● **What to work on**:
Quote all of the data below exactly, please.

:: Dataset records ::

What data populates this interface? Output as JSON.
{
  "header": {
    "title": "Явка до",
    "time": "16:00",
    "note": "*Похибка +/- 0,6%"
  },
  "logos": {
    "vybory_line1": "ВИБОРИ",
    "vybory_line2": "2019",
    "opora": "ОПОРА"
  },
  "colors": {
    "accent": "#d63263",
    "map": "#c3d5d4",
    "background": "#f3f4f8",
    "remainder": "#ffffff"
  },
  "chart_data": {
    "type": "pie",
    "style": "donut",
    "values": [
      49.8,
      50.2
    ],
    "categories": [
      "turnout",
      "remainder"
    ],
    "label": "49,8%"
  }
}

:::

● **Final result**:
What data populates this interface? Output as JSON.
{
  "header": {
    "title": "Явка до",
    "time": "16:00",
    "note": "*Похибка +/- 0,6%"
  },
  "logos": {
    "vybory_line1": "ВИБОРИ",
    "vybory_line2": "2019",
    "opora": "ОПОРА"
  },
  "colors": {
    "accent": "#d63263",
    "map": "#c3d5d4",
    "background": "#f3f4f8",
    "remainder": "#ffffff"
  },
  "chart_data": {
    "type": "pie",
    "style": "donut",
    "values": [
      49.8,
      50.2
    ],
    "categories": [
      "turnout",
      "remainder"
    ],
    "label": "49,8%"
  }
}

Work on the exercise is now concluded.